◆ Task to complete: Leave out the pictures and copy everything else in the entries exactly.

——————————

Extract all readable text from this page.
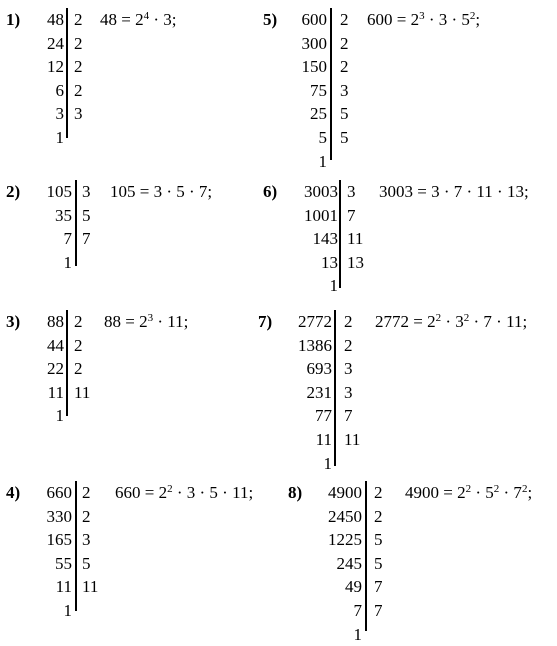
1) 48
24
12
6
3
1
2
2
2
2
3
$48 = 2^4 \cdot 3$;
2) 105
35
7
1
3
5
7
105 = 3 · 5 · 7;
3) 88
44
22
11
1
2
2
2
11
$88 = 2^3 \cdot 11$;
4) 660
330
165
55
11
1
2
2
3
5
11
$660 = 2^2 \cdot 3 \cdot 5 \cdot 11$;
5) 600
300
150
75
25
5
1
2
2
2
3
5
5
$600 = 2^3 \cdot 3 \cdot 5^2$;
6) 3003
1001
143
13
1
3
7
11
13
3003 = 3 · 7 · 11 · 13;
7) 2772
1386
693
231
77
11
1
2
2
3
3
7
11
$2772 = 2^2 \cdot 3^2 \cdot 7 \cdot 11$;
8) 4900
2450
1225
245
49
7
1
2
2
5
5
7
7
$4900 = 2^2 \cdot 5^2 \cdot 7^2$;
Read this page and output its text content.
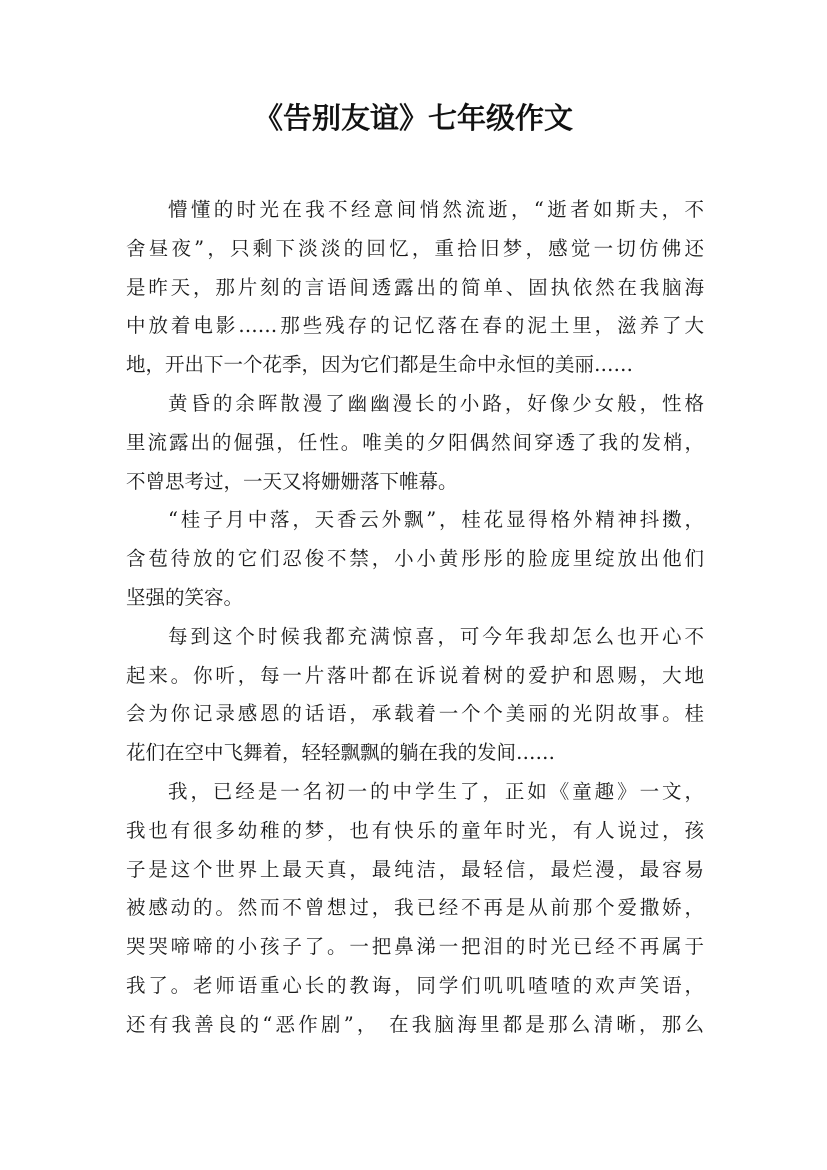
《告别友谊》七年级作文
懵懂的时光在我不经意间悄然流逝，“逝者如斯夫，不
舍昼夜”，只剩下淡淡的回忆，重拾旧梦，感觉一切仿佛还
是昨天，那片刻的言语间透露出的简单、固执依然在我脑海
中放着电影……那些残存的记忆落在春的泥土里，滋养了大
地，开出下一个花季，因为它们都是生命中永恒的美丽……
黄昏的余晖散漫了幽幽漫长的小路，好像少女般，性格
里流露出的倔强，任性。唯美的夕阳偶然间穿透了我的发梢，
不曾思考过，一天又将姗姗落下帷幕。
“桂子月中落，天香云外飘”，桂花显得格外精神抖擞，
含苞待放的它们忍俊不禁，小小黄彤彤的脸庞里绽放出他们
坚强的笑容。
每到这个时候我都充满惊喜，可今年我却怎么也开心不
起来。你听，每一片落叶都在诉说着树的爱护和恩赐，大地
会为你记录感恩的话语，承载着一个个美丽的光阴故事。桂
花们在空中飞舞着，轻轻飘飘的躺在我的发间……
我，已经是一名初一的中学生了，正如《童趣》一文，
我也有很多幼稚的梦，也有快乐的童年时光，有人说过，孩
子是这个世界上最天真，最纯洁，最轻信，最烂漫，最容易
被感动的。然而不曾想过，我已经不再是从前那个爱撒娇，
哭哭啼啼的小孩子了。一把鼻涕一把泪的时光已经不再属于
我了。老师语重心长的教诲，同学们叽叽喳喳的欢声笑语，
还有我善良的“恶作剧”， 在我脑海里都是那么清晰，那么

——————————

◆ Task response:
Extract all readable text from this page.
1) 48
24
12
6
3
1
2
2
2
2
3
$48 = 2^4 \cdot 3$;
2) 105
35
7
1
3
5
7
105 = 3 · 5 · 7;
3) 88
44
22
11
1
2
2
2
11
$88 = 2^3 \cdot 11$;
4) 660
330
165
55
11
1
2
2
3
5
11
$660 = 2^2 \cdot 3 \cdot 5 \cdot 11$;
5) 600
300
150
75
25
5
1
2
2
2
3
5
5
$600 = 2^3 \cdot 3 \cdot 5^2$;
6) 3003
1001
143
13
1
3
7
11
13
3003 = 3 · 7 · 11 · 13;
7) 2772
1386
693
231
77
11
1
2
2
3
3
7
11
$2772 = 2^2 \cdot 3^2 \cdot 7 \cdot 11$;
8) 4900
2450
1225
245
49
7
1
2
2
5
5
7
7
$4900 = 2^2 \cdot 5^2 \cdot 7^2$;
Read this page and output its text content.
《告别友谊》七年级作文
懵懂的时光在我不经意间悄然流逝，“逝者如斯夫，不
舍昼夜”，只剩下淡淡的回忆，重拾旧梦，感觉一切仿佛还
是昨天，那片刻的言语间透露出的简单、固执依然在我脑海
中放着电影……那些残存的记忆落在春的泥土里，滋养了大
地，开出下一个花季，因为它们都是生命中永恒的美丽……
黄昏的余晖散漫了幽幽漫长的小路，好像少女般，性格
里流露出的倔强，任性。唯美的夕阳偶然间穿透了我的发梢，
不曾思考过，一天又将姗姗落下帷幕。
“桂子月中落，天香云外飘”，桂花显得格外精神抖擞，
含苞待放的它们忍俊不禁，小小黄彤彤的脸庞里绽放出他们
坚强的笑容。
每到这个时候我都充满惊喜，可今年我却怎么也开心不
起来。你听，每一片落叶都在诉说着树的爱护和恩赐，大地
会为你记录感恩的话语，承载着一个个美丽的光阴故事。桂
花们在空中飞舞着，轻轻飘飘的躺在我的发间……
我，已经是一名初一的中学生了，正如《童趣》一文，
我也有很多幼稚的梦，也有快乐的童年时光，有人说过，孩
子是这个世界上最天真，最纯洁，最轻信，最烂漫，最容易
被感动的。然而不曾想过，我已经不再是从前那个爱撒娇，
哭哭啼啼的小孩子了。一把鼻涕一把泪的时光已经不再属于
我了。老师语重心长的教诲，同学们叽叽喳喳的欢声笑语，
还有我善良的“恶作剧”， 在我脑海里都是那么清晰，那么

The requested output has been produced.